> _What you need to do_
Identify and pull out each line of the entries in which "icon" occurs.

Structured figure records

********

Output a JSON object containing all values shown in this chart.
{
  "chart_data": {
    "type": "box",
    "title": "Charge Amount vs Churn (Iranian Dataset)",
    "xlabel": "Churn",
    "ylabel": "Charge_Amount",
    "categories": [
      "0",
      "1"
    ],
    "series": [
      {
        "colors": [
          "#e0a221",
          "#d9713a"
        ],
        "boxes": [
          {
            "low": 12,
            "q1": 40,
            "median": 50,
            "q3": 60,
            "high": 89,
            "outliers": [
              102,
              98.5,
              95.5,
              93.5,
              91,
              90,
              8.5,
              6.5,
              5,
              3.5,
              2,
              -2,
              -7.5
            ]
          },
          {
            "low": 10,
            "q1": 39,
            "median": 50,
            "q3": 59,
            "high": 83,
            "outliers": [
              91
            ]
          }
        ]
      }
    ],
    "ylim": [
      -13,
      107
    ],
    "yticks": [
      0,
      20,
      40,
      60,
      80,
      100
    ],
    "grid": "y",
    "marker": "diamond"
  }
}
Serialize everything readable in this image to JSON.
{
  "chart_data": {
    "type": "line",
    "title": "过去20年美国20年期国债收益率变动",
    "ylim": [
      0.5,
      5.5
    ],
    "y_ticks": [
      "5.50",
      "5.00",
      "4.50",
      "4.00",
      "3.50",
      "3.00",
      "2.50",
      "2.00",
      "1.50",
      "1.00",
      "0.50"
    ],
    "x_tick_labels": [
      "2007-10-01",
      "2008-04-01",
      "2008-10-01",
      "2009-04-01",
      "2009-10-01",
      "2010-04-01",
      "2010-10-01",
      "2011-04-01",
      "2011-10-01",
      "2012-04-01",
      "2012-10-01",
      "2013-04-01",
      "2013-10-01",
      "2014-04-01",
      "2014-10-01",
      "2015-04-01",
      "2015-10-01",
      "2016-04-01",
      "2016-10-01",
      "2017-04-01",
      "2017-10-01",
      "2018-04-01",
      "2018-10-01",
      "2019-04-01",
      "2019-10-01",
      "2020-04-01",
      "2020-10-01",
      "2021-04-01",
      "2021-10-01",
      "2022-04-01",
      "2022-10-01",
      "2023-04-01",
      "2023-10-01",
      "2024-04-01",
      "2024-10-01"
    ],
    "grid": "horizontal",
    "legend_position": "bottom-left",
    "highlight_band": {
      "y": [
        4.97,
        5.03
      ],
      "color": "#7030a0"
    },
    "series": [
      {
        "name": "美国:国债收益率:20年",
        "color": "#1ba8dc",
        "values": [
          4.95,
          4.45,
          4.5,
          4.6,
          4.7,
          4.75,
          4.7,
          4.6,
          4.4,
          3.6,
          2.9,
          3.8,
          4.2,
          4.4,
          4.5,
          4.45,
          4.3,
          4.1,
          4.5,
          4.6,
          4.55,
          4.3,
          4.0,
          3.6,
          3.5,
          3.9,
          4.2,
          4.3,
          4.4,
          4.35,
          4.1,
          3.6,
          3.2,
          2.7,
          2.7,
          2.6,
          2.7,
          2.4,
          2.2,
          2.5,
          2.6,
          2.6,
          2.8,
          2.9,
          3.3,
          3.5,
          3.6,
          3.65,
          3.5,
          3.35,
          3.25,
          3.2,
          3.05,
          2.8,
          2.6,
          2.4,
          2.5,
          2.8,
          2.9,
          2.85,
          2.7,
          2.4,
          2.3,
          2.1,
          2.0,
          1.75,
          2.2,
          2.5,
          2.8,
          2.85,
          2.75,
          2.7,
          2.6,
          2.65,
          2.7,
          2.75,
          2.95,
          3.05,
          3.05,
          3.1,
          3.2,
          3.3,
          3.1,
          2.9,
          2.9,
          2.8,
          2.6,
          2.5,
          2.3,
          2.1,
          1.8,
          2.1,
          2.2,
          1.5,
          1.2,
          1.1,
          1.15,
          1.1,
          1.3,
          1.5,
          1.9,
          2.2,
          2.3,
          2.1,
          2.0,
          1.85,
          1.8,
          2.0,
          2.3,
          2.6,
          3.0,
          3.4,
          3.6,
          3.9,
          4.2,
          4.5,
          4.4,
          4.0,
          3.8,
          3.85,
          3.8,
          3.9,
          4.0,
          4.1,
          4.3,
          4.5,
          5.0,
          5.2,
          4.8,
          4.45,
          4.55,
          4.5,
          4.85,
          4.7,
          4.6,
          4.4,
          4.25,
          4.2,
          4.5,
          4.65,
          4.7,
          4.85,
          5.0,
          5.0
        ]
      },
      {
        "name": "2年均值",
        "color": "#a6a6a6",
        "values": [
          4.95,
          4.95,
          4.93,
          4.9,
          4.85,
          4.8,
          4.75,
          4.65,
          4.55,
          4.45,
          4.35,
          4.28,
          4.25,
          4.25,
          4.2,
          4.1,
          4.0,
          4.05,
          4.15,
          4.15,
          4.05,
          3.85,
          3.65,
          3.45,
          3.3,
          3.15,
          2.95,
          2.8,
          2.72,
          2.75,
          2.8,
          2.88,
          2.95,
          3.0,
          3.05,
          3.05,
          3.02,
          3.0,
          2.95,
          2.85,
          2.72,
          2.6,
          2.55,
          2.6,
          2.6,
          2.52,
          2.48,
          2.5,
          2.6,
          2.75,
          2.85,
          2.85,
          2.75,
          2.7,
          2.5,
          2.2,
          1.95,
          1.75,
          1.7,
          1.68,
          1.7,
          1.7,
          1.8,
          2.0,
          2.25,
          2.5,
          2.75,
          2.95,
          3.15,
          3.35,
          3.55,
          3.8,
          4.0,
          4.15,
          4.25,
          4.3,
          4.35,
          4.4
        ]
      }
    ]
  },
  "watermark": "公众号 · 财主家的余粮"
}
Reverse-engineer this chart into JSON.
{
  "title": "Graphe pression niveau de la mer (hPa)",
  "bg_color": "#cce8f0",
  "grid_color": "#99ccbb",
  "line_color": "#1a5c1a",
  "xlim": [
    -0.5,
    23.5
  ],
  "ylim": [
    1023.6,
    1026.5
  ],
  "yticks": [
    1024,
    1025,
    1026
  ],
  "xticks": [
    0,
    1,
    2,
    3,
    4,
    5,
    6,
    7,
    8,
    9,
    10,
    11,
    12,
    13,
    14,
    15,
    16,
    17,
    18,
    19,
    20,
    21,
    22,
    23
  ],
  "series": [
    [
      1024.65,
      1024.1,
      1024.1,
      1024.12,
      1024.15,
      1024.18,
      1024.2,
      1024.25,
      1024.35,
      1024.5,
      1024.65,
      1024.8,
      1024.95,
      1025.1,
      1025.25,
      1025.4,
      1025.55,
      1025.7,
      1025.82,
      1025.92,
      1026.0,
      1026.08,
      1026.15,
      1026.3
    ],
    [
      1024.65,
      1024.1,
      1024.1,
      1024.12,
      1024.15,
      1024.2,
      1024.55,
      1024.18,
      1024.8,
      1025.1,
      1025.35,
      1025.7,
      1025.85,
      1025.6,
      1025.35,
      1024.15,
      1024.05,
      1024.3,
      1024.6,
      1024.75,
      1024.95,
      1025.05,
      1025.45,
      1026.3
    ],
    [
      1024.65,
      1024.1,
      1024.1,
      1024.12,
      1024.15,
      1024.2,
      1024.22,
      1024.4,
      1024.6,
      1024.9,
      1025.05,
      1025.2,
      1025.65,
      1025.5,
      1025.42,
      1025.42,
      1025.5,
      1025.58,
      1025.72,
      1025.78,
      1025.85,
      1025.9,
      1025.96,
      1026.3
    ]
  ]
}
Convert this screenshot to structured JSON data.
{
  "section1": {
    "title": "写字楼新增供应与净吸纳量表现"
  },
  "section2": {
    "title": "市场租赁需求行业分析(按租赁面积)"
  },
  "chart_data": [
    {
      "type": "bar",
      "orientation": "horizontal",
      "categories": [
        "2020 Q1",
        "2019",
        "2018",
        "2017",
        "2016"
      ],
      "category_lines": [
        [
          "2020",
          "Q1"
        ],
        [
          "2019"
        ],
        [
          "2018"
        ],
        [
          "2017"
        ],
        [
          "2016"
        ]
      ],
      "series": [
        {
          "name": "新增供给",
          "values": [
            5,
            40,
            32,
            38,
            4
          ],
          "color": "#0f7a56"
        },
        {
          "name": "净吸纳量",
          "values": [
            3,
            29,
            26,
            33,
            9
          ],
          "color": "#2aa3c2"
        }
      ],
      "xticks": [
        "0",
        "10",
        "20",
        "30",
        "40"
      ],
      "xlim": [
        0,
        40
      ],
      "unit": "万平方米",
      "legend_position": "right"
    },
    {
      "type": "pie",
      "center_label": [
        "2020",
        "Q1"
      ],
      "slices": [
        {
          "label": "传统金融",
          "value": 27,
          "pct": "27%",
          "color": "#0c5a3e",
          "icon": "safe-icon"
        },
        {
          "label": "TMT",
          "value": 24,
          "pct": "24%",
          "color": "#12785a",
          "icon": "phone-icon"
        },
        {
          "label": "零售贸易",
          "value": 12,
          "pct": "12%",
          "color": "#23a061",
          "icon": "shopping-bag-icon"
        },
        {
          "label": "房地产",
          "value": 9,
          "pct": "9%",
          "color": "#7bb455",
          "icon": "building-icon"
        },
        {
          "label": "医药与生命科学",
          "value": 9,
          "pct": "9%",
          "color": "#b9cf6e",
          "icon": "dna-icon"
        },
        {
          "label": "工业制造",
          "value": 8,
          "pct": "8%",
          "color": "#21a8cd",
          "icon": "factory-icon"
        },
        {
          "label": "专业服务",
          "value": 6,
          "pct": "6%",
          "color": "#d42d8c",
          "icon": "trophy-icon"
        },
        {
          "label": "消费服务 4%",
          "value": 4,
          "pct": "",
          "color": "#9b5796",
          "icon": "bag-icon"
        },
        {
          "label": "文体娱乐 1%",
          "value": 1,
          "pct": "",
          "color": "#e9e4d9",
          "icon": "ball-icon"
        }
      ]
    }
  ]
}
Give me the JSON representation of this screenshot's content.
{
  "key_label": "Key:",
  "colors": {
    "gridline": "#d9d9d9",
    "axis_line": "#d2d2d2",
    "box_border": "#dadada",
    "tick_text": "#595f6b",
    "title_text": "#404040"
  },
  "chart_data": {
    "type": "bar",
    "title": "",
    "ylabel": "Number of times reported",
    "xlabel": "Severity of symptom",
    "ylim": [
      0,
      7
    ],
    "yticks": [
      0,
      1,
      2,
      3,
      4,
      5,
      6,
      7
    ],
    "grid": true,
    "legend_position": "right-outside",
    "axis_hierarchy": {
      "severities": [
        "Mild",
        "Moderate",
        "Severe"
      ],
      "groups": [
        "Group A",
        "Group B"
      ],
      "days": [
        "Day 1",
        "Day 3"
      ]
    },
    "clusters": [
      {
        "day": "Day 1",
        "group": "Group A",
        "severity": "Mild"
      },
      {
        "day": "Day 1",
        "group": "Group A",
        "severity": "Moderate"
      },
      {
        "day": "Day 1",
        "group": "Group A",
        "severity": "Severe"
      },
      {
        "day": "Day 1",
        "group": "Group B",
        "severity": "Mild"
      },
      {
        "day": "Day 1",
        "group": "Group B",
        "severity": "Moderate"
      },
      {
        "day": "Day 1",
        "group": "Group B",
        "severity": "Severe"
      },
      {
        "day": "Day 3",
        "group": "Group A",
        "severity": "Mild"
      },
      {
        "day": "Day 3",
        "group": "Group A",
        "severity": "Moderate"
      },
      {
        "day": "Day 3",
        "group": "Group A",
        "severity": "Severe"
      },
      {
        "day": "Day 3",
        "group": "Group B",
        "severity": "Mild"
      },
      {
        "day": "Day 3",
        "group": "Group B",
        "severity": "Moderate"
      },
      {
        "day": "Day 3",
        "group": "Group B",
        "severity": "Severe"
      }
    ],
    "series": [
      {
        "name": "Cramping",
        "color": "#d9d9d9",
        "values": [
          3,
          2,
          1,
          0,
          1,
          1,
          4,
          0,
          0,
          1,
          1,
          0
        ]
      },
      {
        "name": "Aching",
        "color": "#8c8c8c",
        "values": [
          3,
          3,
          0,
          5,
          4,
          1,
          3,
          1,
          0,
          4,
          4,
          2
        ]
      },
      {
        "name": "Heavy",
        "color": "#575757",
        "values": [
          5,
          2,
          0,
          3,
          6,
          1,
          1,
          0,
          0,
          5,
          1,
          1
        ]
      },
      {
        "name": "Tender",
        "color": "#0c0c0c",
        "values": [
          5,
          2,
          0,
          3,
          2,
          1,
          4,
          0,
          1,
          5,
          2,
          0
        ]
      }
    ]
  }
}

********

> _Exercise response_
          "icon": "safe-icon"
          "icon": "phone-icon"
          "icon": "shopping-bag-icon"
          "icon": "building-icon"
          "icon": "dna-icon"
          "icon": "factory-icon"
          "icon": "trophy-icon"
          "icon": "bag-icon"
          "icon": "ball-icon"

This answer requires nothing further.